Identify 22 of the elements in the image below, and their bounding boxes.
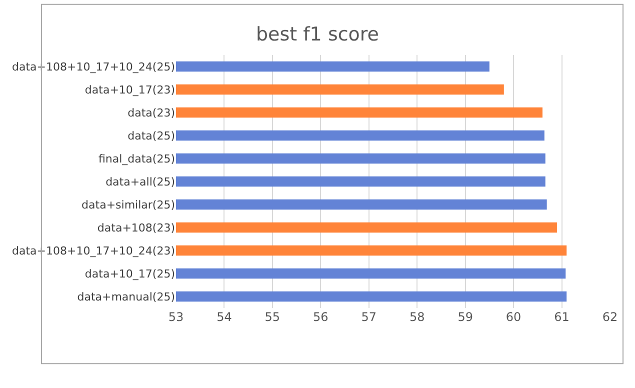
y-tick-label: data+10_17(25) xyxy=(84,267,175,280)
chart-title: best f1 score xyxy=(256,23,380,46)
y-tick-label: data(25) xyxy=(128,129,175,142)
x-tick-label: 55 xyxy=(264,310,280,324)
x-tick-label: 59 xyxy=(458,310,473,324)
y-tick-label: data(23) xyxy=(128,106,175,120)
x-tick-label: 57 xyxy=(361,310,377,324)
x-tick-label: 60 xyxy=(506,310,522,324)
x-tick-label: 53 xyxy=(168,310,184,324)
y-tick-label: data+108+10_17+10_24(23) xyxy=(12,244,175,258)
x-tick-label: 58 xyxy=(409,310,425,324)
y-tick-label: data+similar(25) xyxy=(82,198,175,212)
x-tick-label: 56 xyxy=(313,310,328,324)
y-tick-label: data+all(25) xyxy=(106,175,175,188)
y-tick-label: data+10_17(23) xyxy=(84,83,175,96)
y-tick-label: final_data(25) xyxy=(98,152,175,166)
x-tick-label: 62 xyxy=(602,310,618,324)
x-tick-label: 61 xyxy=(554,310,570,324)
y-tick-label: data+108+10_17+10_24(25) xyxy=(12,60,175,74)
y-tick-label: data+manual(25) xyxy=(77,290,175,304)
y-tick-label: data+108(23) xyxy=(97,221,175,234)
x-tick-label: 54 xyxy=(216,310,232,324)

## Your goal
Copy the listing above line for line, without changing any characters, and leave out the picture.

## Full response
Identify 22 of the elements in the image below, and their bounding boxes.
y-tick-label: data+10_17(25) xyxy=(84,267,175,280)
chart-title: best f1 score xyxy=(256,23,380,46)
y-tick-label: data(25) xyxy=(128,129,175,142)
x-tick-label: 55 xyxy=(264,310,280,324)
x-tick-label: 59 xyxy=(458,310,473,324)
y-tick-label: data(23) xyxy=(128,106,175,120)
x-tick-label: 57 xyxy=(361,310,377,324)
x-tick-label: 60 xyxy=(506,310,522,324)
x-tick-label: 53 xyxy=(168,310,184,324)
y-tick-label: data+108+10_17+10_24(23) xyxy=(12,244,175,258)
x-tick-label: 58 xyxy=(409,310,425,324)
y-tick-label: data+similar(25) xyxy=(82,198,175,212)
x-tick-label: 56 xyxy=(313,310,328,324)
y-tick-label: data+all(25) xyxy=(106,175,175,188)
y-tick-label: data+10_17(23) xyxy=(84,83,175,96)
y-tick-label: final_data(25) xyxy=(98,152,175,166)
x-tick-label: 62 xyxy=(602,310,618,324)
x-tick-label: 61 xyxy=(554,310,570,324)
y-tick-label: data+108+10_17+10_24(25) xyxy=(12,60,175,74)
y-tick-label: data+manual(25) xyxy=(77,290,175,304)
y-tick-label: data+108(23) xyxy=(97,221,175,234)
x-tick-label: 54 xyxy=(216,310,232,324)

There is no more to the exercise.